Dataset excerpts
◇ ◇ ◇ ◇ ◇
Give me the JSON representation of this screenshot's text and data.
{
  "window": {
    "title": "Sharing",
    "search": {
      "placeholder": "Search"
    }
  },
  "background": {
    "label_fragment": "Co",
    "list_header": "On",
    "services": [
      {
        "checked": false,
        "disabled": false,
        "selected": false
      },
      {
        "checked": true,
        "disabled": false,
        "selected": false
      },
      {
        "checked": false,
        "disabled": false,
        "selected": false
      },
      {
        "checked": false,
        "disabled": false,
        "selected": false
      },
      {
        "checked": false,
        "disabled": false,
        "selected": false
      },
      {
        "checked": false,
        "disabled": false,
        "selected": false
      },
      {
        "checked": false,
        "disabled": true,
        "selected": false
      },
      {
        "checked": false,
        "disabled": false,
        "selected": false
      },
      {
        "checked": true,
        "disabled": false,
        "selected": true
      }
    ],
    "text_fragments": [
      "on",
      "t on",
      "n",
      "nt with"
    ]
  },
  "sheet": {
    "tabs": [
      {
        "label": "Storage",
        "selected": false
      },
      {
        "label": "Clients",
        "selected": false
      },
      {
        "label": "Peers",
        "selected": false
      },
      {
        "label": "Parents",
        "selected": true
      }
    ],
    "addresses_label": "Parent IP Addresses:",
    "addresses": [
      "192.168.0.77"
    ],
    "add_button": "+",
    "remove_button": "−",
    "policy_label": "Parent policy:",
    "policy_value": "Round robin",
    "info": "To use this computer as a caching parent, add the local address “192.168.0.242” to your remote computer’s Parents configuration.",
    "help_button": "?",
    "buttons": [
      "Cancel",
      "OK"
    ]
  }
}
◇ ◇ ◇ ◇ ◇
__Task statement__
Write out the entire listing exactly.

__Result for this exercise__
Give me the JSON representation of this screenshot's text and data.
{
  "window": {
    "title": "Sharing",
    "search": {
      "placeholder": "Search"
    }
  },
  "background": {
    "label_fragment": "Co",
    "list_header": "On",
    "services": [
      {
        "checked": false,
        "disabled": false,
        "selected": false
      },
      {
        "checked": true,
        "disabled": false,
        "selected": false
      },
      {
        "checked": false,
        "disabled": false,
        "selected": false
      },
      {
        "checked": false,
        "disabled": false,
        "selected": false
      },
      {
        "checked": false,
        "disabled": false,
        "selected": false
      },
      {
        "checked": false,
        "disabled": false,
        "selected": false
      },
      {
        "checked": false,
        "disabled": true,
        "selected": false
      },
      {
        "checked": false,
        "disabled": false,
        "selected": false
      },
      {
        "checked": true,
        "disabled": false,
        "selected": true
      }
    ],
    "text_fragments": [
      "on",
      "t on",
      "n",
      "nt with"
    ]
  },
  "sheet": {
    "tabs": [
      {
        "label": "Storage",
        "selected": false
      },
      {
        "label": "Clients",
        "selected": false
      },
      {
        "label": "Peers",
        "selected": false
      },
      {
        "label": "Parents",
        "selected": true
      }
    ],
    "addresses_label": "Parent IP Addresses:",
    "addresses": [
      "192.168.0.77"
    ],
    "add_button": "+",
    "remove_button": "−",
    "policy_label": "Parent policy:",
    "policy_value": "Round robin",
    "info": "To use this computer as a caching parent, add the local address “192.168.0.242” to your remote computer’s Parents configuration.",
    "help_button": "?",
    "buttons": [
      "Cancel",
      "OK"
    ]
  }
}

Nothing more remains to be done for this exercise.